### BRIEF
Reproduce everything from the start of the data down to the line containing "Give bounding boxes", both ends included, with "Get Started" switched to "Sign Up" and nothing else altered. Leave the pictures out of your answer.
** START DATA EXTRACT **
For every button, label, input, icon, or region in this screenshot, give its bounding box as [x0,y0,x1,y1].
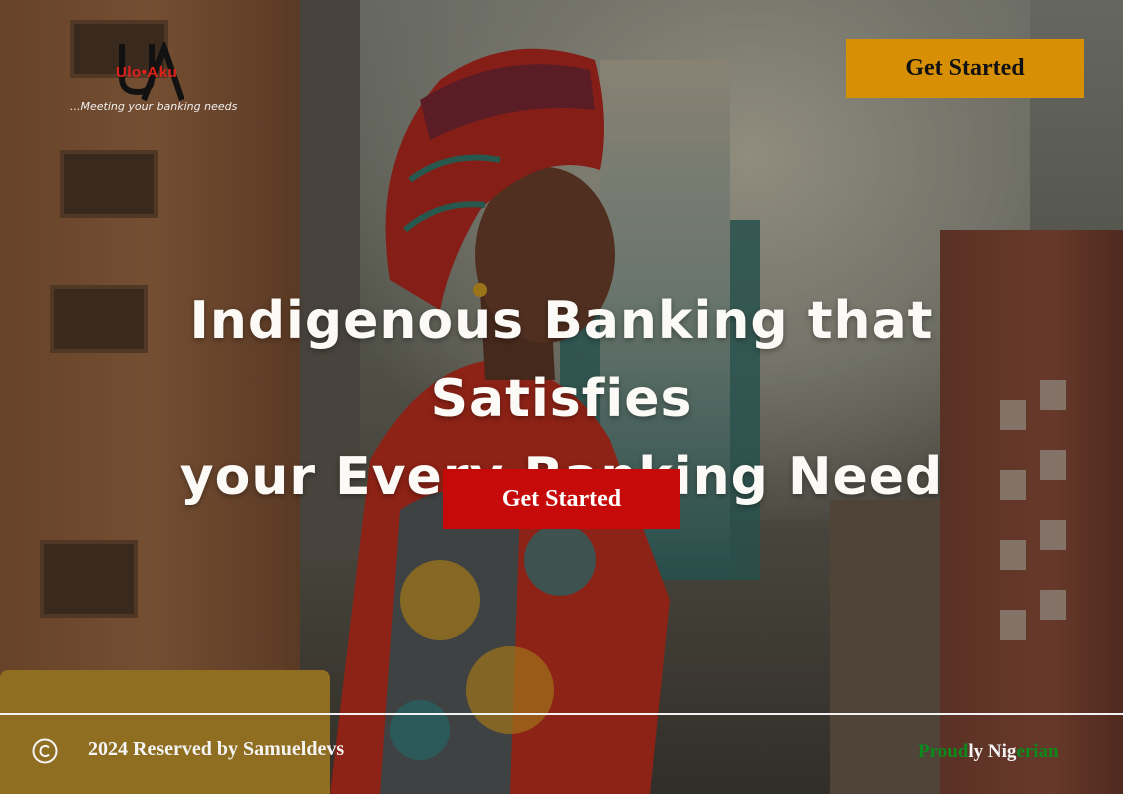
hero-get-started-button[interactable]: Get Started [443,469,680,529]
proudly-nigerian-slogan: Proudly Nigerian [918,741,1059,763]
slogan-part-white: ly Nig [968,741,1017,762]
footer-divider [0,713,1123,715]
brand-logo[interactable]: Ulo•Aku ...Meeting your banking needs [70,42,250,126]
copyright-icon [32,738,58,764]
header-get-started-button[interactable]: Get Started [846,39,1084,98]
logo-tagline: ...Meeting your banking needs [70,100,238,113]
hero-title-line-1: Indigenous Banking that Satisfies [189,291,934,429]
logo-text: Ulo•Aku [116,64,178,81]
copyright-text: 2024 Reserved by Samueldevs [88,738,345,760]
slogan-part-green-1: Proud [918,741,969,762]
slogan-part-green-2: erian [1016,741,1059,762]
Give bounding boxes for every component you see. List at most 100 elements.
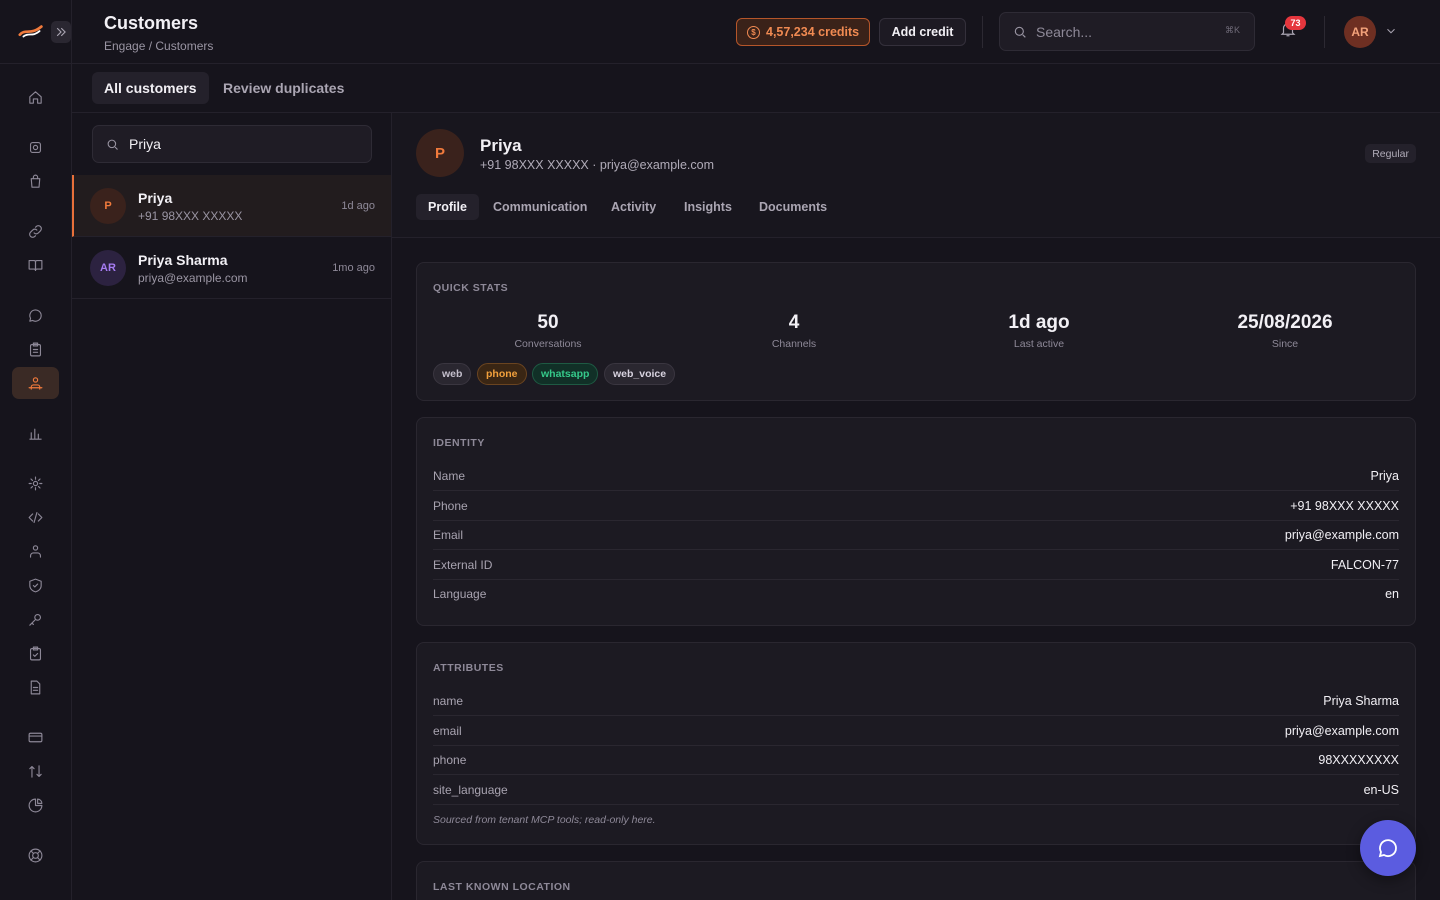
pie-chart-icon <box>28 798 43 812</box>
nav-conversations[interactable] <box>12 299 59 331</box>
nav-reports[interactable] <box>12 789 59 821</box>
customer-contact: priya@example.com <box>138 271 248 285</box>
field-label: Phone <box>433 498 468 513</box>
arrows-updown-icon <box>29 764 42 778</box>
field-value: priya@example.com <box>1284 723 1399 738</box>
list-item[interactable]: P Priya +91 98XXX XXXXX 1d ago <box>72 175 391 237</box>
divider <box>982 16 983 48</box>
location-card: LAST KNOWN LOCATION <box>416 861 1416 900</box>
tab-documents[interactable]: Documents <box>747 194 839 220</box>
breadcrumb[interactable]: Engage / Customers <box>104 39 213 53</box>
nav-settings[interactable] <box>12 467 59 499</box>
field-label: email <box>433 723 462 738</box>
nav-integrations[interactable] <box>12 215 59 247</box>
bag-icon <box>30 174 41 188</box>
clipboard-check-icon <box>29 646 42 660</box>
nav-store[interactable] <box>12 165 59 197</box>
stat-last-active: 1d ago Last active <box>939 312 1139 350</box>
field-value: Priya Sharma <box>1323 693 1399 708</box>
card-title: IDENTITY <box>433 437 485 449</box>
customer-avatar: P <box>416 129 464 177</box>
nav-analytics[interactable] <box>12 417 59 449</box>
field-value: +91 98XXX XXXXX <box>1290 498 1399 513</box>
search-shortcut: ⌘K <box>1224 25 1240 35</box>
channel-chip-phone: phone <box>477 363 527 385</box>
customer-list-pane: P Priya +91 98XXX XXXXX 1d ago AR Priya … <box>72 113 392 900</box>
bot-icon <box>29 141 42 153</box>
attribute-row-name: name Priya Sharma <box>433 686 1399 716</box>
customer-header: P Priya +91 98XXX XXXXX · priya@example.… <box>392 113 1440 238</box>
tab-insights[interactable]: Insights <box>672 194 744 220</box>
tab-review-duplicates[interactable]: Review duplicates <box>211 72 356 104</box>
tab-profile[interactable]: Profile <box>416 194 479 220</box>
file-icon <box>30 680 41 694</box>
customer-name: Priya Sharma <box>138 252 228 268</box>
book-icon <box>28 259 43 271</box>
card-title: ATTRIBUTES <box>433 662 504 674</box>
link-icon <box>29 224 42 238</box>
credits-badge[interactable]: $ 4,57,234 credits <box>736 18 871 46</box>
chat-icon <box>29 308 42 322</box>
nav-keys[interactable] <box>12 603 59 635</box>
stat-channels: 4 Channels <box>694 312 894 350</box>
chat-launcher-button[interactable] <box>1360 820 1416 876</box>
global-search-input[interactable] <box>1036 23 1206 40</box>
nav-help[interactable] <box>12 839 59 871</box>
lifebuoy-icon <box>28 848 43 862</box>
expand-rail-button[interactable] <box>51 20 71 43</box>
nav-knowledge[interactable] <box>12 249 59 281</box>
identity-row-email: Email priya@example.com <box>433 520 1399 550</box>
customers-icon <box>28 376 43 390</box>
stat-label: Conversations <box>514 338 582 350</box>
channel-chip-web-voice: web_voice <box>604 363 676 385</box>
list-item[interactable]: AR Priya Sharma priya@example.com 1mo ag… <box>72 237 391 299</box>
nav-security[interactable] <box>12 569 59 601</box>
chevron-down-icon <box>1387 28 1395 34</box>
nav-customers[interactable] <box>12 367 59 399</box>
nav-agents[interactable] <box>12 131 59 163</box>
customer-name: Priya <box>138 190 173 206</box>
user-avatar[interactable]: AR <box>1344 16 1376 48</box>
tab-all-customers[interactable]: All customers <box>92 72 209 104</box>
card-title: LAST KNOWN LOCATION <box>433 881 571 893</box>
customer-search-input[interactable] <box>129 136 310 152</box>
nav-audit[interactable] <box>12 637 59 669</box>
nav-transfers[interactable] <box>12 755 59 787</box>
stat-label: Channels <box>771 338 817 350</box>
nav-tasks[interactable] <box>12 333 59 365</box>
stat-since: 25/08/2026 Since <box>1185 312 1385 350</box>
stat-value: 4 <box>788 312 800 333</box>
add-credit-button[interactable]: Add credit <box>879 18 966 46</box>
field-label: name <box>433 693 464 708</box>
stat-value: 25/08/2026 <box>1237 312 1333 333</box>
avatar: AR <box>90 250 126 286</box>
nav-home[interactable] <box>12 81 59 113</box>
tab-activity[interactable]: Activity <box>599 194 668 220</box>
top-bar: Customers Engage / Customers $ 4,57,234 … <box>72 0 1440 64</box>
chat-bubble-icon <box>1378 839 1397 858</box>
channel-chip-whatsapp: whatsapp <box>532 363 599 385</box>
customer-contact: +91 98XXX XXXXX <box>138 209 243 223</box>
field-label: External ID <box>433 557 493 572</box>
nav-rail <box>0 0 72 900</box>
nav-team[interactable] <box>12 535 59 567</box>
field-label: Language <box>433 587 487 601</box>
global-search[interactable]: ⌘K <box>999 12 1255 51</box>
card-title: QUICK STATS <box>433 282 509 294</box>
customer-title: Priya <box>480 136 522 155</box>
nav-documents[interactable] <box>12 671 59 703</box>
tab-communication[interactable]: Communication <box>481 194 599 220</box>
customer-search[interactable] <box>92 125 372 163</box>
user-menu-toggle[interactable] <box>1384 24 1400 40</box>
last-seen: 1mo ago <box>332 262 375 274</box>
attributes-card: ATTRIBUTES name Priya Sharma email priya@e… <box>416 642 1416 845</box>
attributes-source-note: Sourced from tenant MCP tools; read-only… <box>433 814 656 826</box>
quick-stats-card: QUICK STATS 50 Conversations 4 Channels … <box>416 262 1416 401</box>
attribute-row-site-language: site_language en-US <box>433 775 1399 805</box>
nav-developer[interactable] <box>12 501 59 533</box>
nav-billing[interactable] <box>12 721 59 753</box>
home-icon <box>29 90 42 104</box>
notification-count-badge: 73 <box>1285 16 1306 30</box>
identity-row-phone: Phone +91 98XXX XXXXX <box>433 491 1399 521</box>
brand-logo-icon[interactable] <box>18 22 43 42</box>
** END DATA EXTRACT **
### THE REPLY
For every button, label, input, icon, or region in this screenshot, give its bounding box as [x0,y0,x1,y1].
hero-get-started-button[interactable]: Sign Up [443,469,680,529]
proudly-nigerian-slogan: Proudly Nigerian [918,741,1059,763]
slogan-part-white: ly Nig [968,741,1017,762]
footer-divider [0,713,1123,715]
brand-logo[interactable]: Ulo•Aku ...Meeting your banking needs [70,42,250,126]
copyright-icon [32,738,58,764]
header-get-started-button[interactable]: Sign Up [846,39,1084,98]
logo-tagline: ...Meeting your banking needs [70,100,238,113]
hero-title-line-1: Indigenous Banking that Satisfies [189,291,934,429]
logo-text: Ulo•Aku [116,64,178,81]
copyright-text: 2024 Reserved by Samueldevs [88,738,345,760]
slogan-part-green-1: Proud [918,741,969,762]
slogan-part-green-2: erian [1016,741,1059,762]
Give bounding boxes for every component you see. List at most 100 elements.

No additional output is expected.